* [AVAILABLE DATA]:
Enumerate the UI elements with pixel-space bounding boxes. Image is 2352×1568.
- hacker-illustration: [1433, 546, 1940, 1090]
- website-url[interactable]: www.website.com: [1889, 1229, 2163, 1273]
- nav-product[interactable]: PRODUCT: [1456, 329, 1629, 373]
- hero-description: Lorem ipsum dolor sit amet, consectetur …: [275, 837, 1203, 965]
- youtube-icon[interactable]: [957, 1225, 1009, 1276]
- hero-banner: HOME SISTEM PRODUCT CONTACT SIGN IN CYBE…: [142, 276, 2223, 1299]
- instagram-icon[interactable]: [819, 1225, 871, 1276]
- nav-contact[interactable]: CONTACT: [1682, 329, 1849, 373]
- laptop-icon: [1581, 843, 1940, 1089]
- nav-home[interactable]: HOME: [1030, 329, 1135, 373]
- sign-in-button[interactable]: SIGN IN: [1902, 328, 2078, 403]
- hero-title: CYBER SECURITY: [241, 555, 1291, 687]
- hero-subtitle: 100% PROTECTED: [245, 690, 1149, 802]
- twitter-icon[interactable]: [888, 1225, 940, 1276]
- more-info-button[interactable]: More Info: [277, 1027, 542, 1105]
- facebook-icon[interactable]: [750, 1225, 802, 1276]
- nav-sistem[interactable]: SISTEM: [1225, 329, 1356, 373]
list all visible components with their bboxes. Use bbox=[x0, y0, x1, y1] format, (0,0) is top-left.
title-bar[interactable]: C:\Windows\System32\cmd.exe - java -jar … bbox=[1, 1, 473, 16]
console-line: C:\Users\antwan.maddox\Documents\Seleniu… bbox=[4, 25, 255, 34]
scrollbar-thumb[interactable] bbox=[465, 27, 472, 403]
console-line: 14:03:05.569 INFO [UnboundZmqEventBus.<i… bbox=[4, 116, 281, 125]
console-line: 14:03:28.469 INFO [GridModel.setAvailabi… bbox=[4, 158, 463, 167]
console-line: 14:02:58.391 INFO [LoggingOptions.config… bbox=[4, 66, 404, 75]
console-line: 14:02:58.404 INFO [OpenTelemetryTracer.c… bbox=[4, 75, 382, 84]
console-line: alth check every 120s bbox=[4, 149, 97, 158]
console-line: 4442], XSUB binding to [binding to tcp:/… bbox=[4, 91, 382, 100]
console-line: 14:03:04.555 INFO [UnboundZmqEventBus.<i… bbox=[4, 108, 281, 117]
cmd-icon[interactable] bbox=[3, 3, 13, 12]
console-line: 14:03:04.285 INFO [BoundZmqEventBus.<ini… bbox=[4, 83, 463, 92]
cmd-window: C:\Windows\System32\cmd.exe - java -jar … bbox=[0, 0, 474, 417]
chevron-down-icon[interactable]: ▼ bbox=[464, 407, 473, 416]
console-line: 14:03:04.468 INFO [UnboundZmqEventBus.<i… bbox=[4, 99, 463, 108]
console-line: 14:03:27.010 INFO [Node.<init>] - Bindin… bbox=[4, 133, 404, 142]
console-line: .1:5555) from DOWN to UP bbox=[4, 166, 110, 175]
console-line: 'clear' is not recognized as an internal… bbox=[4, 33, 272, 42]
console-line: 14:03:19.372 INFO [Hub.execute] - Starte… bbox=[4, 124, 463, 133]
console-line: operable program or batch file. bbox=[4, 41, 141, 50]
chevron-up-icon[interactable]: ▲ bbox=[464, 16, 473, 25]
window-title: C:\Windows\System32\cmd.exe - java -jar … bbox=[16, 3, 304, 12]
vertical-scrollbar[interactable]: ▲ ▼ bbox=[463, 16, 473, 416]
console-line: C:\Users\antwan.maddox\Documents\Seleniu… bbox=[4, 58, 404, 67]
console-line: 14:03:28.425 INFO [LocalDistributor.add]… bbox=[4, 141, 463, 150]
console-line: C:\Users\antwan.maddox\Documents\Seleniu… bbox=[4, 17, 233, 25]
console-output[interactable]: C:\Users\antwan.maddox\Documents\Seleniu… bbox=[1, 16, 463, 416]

* [EXERCISE GOAL]:
Rewrite the records above with every "console-line" replaced by "log-line", leaving everything else unchanged.

* [TASK ANSWER]:
Enumerate the UI elements with pixel-space bounding boxes. Image is 2352×1568.
- hacker-illustration: [1433, 546, 1940, 1090]
- website-url[interactable]: www.website.com: [1889, 1229, 2163, 1273]
- nav-product[interactable]: PRODUCT: [1456, 329, 1629, 373]
- hero-description: Lorem ipsum dolor sit amet, consectetur …: [275, 837, 1203, 965]
- youtube-icon[interactable]: [957, 1225, 1009, 1276]
- hero-banner: HOME SISTEM PRODUCT CONTACT SIGN IN CYBE…: [142, 276, 2223, 1299]
- instagram-icon[interactable]: [819, 1225, 871, 1276]
- nav-contact[interactable]: CONTACT: [1682, 329, 1849, 373]
- laptop-icon: [1581, 843, 1940, 1089]
- nav-home[interactable]: HOME: [1030, 329, 1135, 373]
- sign-in-button[interactable]: SIGN IN: [1902, 328, 2078, 403]
- hero-title: CYBER SECURITY: [241, 555, 1291, 687]
- hero-subtitle: 100% PROTECTED: [245, 690, 1149, 802]
- twitter-icon[interactable]: [888, 1225, 940, 1276]
- more-info-button[interactable]: More Info: [277, 1027, 542, 1105]
- facebook-icon[interactable]: [750, 1225, 802, 1276]
- nav-sistem[interactable]: SISTEM: [1225, 329, 1356, 373]
list all visible components with their bboxes. Use bbox=[x0, y0, x1, y1] format, (0,0) is top-left.
title-bar[interactable]: C:\Windows\System32\cmd.exe - java -jar … bbox=[1, 1, 473, 16]
log-line: C:\Users\antwan.maddox\Documents\Seleniu… bbox=[4, 25, 255, 34]
scrollbar-thumb[interactable] bbox=[465, 27, 472, 403]
log-line: 14:03:05.569 INFO [UnboundZmqEventBus.<i… bbox=[4, 116, 281, 125]
log-line: 14:03:28.469 INFO [GridModel.setAvailabi… bbox=[4, 158, 463, 167]
log-line: 14:02:58.391 INFO [LoggingOptions.config… bbox=[4, 66, 404, 75]
log-line: 14:02:58.404 INFO [OpenTelemetryTracer.c… bbox=[4, 75, 382, 84]
log-line: alth check every 120s bbox=[4, 149, 97, 158]
log-line: 4442], XSUB binding to [binding to tcp:/… bbox=[4, 91, 382, 100]
log-line: 14:03:04.555 INFO [UnboundZmqEventBus.<i… bbox=[4, 108, 281, 117]
cmd-icon[interactable] bbox=[3, 3, 13, 12]
log-line: 14:03:04.285 INFO [BoundZmqEventBus.<ini… bbox=[4, 83, 463, 92]
cmd-window: C:\Windows\System32\cmd.exe - java -jar … bbox=[0, 0, 474, 417]
chevron-down-icon[interactable]: ▼ bbox=[464, 407, 473, 416]
log-line: 14:03:04.468 INFO [UnboundZmqEventBus.<i… bbox=[4, 99, 463, 108]
log-line: 14:03:27.010 INFO [Node.<init>] - Bindin… bbox=[4, 133, 404, 142]
log-line: .1:5555) from DOWN to UP bbox=[4, 166, 110, 175]
log-line: 'clear' is not recognized as an internal… bbox=[4, 33, 272, 42]
log-line: 14:03:19.372 INFO [Hub.execute] - Starte… bbox=[4, 124, 463, 133]
log-line: operable program or batch file. bbox=[4, 41, 141, 50]
chevron-up-icon[interactable]: ▲ bbox=[464, 16, 473, 25]
window-title: C:\Windows\System32\cmd.exe - java -jar … bbox=[16, 3, 304, 12]
vertical-scrollbar[interactable]: ▲ ▼ bbox=[463, 16, 473, 416]
log-line: C:\Users\antwan.maddox\Documents\Seleniu… bbox=[4, 58, 404, 67]
log-line: 14:03:28.425 INFO [LocalDistributor.add]… bbox=[4, 141, 463, 150]
log-line: C:\Users\antwan.maddox\Documents\Seleniu… bbox=[4, 17, 233, 25]
console-output[interactable]: C:\Users\antwan.maddox\Documents\Seleniu… bbox=[1, 16, 463, 416]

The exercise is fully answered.